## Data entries
============================================================

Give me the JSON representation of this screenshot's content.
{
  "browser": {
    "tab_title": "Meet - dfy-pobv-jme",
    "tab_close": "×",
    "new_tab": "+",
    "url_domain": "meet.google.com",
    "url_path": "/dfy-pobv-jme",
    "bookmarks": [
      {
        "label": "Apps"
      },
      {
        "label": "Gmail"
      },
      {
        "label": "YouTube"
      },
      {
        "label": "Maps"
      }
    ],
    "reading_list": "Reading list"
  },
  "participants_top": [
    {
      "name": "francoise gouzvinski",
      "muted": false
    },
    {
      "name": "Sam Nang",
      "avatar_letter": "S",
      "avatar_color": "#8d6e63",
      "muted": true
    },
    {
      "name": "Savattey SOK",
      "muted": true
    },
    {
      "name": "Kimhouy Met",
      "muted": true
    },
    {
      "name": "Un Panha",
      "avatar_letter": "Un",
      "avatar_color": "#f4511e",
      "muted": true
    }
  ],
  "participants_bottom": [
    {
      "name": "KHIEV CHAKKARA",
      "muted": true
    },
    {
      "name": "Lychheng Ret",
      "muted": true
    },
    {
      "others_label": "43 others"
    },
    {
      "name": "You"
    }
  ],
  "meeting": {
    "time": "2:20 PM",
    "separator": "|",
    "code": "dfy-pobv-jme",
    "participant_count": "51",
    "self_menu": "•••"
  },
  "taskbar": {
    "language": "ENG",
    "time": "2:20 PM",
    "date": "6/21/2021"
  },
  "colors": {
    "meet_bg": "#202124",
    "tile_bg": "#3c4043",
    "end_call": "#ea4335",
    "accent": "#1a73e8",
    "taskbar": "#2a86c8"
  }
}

============================================================

In the listing above, find the lines holding the word "name" and copy them.

      "name": "francoise gouzvinski",
      "name": "Sam Nang",
      "name": "Savattey SOK",
      "name": "Kimhouy Met",
      "name": "Un Panha",
      "name": "KHIEV CHAKKARA",
      "name": "Lychheng Ret",
      "name": "You"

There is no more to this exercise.